__What you need to do__: Output the entries verbatim, including every line.

(Figure dataset records)
══════

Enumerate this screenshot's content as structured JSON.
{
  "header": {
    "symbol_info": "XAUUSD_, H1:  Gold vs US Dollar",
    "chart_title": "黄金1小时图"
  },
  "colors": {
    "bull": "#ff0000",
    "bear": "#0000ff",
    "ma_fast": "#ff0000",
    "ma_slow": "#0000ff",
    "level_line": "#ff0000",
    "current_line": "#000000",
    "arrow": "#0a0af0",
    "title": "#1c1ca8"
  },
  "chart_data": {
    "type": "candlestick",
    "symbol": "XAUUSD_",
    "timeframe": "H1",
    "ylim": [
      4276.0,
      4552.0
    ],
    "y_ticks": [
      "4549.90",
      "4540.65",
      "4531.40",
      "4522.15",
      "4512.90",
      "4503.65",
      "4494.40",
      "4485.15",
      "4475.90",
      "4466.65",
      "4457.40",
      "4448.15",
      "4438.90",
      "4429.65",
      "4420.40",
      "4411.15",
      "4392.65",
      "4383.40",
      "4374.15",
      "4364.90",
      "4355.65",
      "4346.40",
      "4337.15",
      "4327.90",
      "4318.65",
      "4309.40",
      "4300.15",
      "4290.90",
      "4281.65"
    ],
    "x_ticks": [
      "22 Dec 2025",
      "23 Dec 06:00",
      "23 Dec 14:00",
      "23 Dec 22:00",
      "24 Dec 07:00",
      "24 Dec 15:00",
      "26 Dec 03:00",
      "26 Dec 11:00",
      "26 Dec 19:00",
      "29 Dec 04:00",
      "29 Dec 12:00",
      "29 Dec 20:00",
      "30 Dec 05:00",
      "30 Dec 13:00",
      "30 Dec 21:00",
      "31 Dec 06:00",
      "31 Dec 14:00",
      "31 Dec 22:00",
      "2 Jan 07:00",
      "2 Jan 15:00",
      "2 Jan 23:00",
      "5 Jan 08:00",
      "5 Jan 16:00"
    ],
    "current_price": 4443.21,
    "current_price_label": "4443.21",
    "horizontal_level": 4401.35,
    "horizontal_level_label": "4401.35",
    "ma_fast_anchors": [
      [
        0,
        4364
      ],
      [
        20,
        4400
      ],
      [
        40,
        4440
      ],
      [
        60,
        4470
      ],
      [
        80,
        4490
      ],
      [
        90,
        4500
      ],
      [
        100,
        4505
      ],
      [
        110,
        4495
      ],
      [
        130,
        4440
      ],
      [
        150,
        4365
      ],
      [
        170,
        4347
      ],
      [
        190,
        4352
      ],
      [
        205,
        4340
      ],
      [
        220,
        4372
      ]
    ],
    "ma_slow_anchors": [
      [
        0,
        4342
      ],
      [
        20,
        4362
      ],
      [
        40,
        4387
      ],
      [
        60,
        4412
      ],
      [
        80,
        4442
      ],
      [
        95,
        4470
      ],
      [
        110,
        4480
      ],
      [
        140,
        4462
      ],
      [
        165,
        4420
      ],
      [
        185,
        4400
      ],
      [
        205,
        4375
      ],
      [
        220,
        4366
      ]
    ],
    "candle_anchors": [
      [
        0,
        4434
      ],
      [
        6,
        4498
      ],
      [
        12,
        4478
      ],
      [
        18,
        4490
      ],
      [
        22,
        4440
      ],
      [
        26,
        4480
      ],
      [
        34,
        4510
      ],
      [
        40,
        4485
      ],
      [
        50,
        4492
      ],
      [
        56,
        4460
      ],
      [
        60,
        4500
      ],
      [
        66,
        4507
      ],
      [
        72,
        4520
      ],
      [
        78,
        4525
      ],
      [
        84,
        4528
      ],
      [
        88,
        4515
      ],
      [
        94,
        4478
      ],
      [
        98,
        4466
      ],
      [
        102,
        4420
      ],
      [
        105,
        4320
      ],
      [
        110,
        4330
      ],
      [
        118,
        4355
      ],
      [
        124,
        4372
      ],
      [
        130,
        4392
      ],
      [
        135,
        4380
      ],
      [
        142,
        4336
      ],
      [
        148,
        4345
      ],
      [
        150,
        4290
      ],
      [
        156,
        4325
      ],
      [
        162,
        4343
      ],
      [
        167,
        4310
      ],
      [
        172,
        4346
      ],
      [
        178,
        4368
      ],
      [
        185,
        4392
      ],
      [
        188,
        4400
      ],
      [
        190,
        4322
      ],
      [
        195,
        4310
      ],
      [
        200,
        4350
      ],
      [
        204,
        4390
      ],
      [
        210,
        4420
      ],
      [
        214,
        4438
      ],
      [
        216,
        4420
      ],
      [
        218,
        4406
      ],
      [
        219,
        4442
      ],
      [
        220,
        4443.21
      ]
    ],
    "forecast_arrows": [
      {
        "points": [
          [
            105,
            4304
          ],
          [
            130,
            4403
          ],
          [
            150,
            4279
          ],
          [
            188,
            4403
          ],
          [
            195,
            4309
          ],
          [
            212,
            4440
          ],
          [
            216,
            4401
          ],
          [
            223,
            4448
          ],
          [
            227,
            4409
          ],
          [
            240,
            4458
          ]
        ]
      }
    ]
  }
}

══════

__Answer for the task__:
Enumerate this screenshot's content as structured JSON.
{
  "header": {
    "symbol_info": "XAUUSD_, H1:  Gold vs US Dollar",
    "chart_title": "黄金1小时图"
  },
  "colors": {
    "bull": "#ff0000",
    "bear": "#0000ff",
    "ma_fast": "#ff0000",
    "ma_slow": "#0000ff",
    "level_line": "#ff0000",
    "current_line": "#000000",
    "arrow": "#0a0af0",
    "title": "#1c1ca8"
  },
  "chart_data": {
    "type": "candlestick",
    "symbol": "XAUUSD_",
    "timeframe": "H1",
    "ylim": [
      4276.0,
      4552.0
    ],
    "y_ticks": [
      "4549.90",
      "4540.65",
      "4531.40",
      "4522.15",
      "4512.90",
      "4503.65",
      "4494.40",
      "4485.15",
      "4475.90",
      "4466.65",
      "4457.40",
      "4448.15",
      "4438.90",
      "4429.65",
      "4420.40",
      "4411.15",
      "4392.65",
      "4383.40",
      "4374.15",
      "4364.90",
      "4355.65",
      "4346.40",
      "4337.15",
      "4327.90",
      "4318.65",
      "4309.40",
      "4300.15",
      "4290.90",
      "4281.65"
    ],
    "x_ticks": [
      "22 Dec 2025",
      "23 Dec 06:00",
      "23 Dec 14:00",
      "23 Dec 22:00",
      "24 Dec 07:00",
      "24 Dec 15:00",
      "26 Dec 03:00",
      "26 Dec 11:00",
      "26 Dec 19:00",
      "29 Dec 04:00",
      "29 Dec 12:00",
      "29 Dec 20:00",
      "30 Dec 05:00",
      "30 Dec 13:00",
      "30 Dec 21:00",
      "31 Dec 06:00",
      "31 Dec 14:00",
      "31 Dec 22:00",
      "2 Jan 07:00",
      "2 Jan 15:00",
      "2 Jan 23:00",
      "5 Jan 08:00",
      "5 Jan 16:00"
    ],
    "current_price": 4443.21,
    "current_price_label": "4443.21",
    "horizontal_level": 4401.35,
    "horizontal_level_label": "4401.35",
    "ma_fast_anchors": [
      [
        0,
        4364
      ],
      [
        20,
        4400
      ],
      [
        40,
        4440
      ],
      [
        60,
        4470
      ],
      [
        80,
        4490
      ],
      [
        90,
        4500
      ],
      [
        100,
        4505
      ],
      [
        110,
        4495
      ],
      [
        130,
        4440
      ],
      [
        150,
        4365
      ],
      [
        170,
        4347
      ],
      [
        190,
        4352
      ],
      [
        205,
        4340
      ],
      [
        220,
        4372
      ]
    ],
    "ma_slow_anchors": [
      [
        0,
        4342
      ],
      [
        20,
        4362
      ],
      [
        40,
        4387
      ],
      [
        60,
        4412
      ],
      [
        80,
        4442
      ],
      [
        95,
        4470
      ],
      [
        110,
        4480
      ],
      [
        140,
        4462
      ],
      [
        165,
        4420
      ],
      [
        185,
        4400
      ],
      [
        205,
        4375
      ],
      [
        220,
        4366
      ]
    ],
    "candle_anchors": [
      [
        0,
        4434
      ],
      [
        6,
        4498
      ],
      [
        12,
        4478
      ],
      [
        18,
        4490
      ],
      [
        22,
        4440
      ],
      [
        26,
        4480
      ],
      [
        34,
        4510
      ],
      [
        40,
        4485
      ],
      [
        50,
        4492
      ],
      [
        56,
        4460
      ],
      [
        60,
        4500
      ],
      [
        66,
        4507
      ],
      [
        72,
        4520
      ],
      [
        78,
        4525
      ],
      [
        84,
        4528
      ],
      [
        88,
        4515
      ],
      [
        94,
        4478
      ],
      [
        98,
        4466
      ],
      [
        102,
        4420
      ],
      [
        105,
        4320
      ],
      [
        110,
        4330
      ],
      [
        118,
        4355
      ],
      [
        124,
        4372
      ],
      [
        130,
        4392
      ],
      [
        135,
        4380
      ],
      [
        142,
        4336
      ],
      [
        148,
        4345
      ],
      [
        150,
        4290
      ],
      [
        156,
        4325
      ],
      [
        162,
        4343
      ],
      [
        167,
        4310
      ],
      [
        172,
        4346
      ],
      [
        178,
        4368
      ],
      [
        185,
        4392
      ],
      [
        188,
        4400
      ],
      [
        190,
        4322
      ],
      [
        195,
        4310
      ],
      [
        200,
        4350
      ],
      [
        204,
        4390
      ],
      [
        210,
        4420
      ],
      [
        214,
        4438
      ],
      [
        216,
        4420
      ],
      [
        218,
        4406
      ],
      [
        219,
        4442
      ],
      [
        220,
        4443.21
      ]
    ],
    "forecast_arrows": [
      {
        "points": [
          [
            105,
            4304
          ],
          [
            130,
            4403
          ],
          [
            150,
            4279
          ],
          [
            188,
            4403
          ],
          [
            195,
            4309
          ],
          [
            212,
            4440
          ],
          [
            216,
            4401
          ],
          [
            223,
            4448
          ],
          [
            227,
            4409
          ],
          [
            240,
            4458
          ]
        ]
      }
    ]
  }
}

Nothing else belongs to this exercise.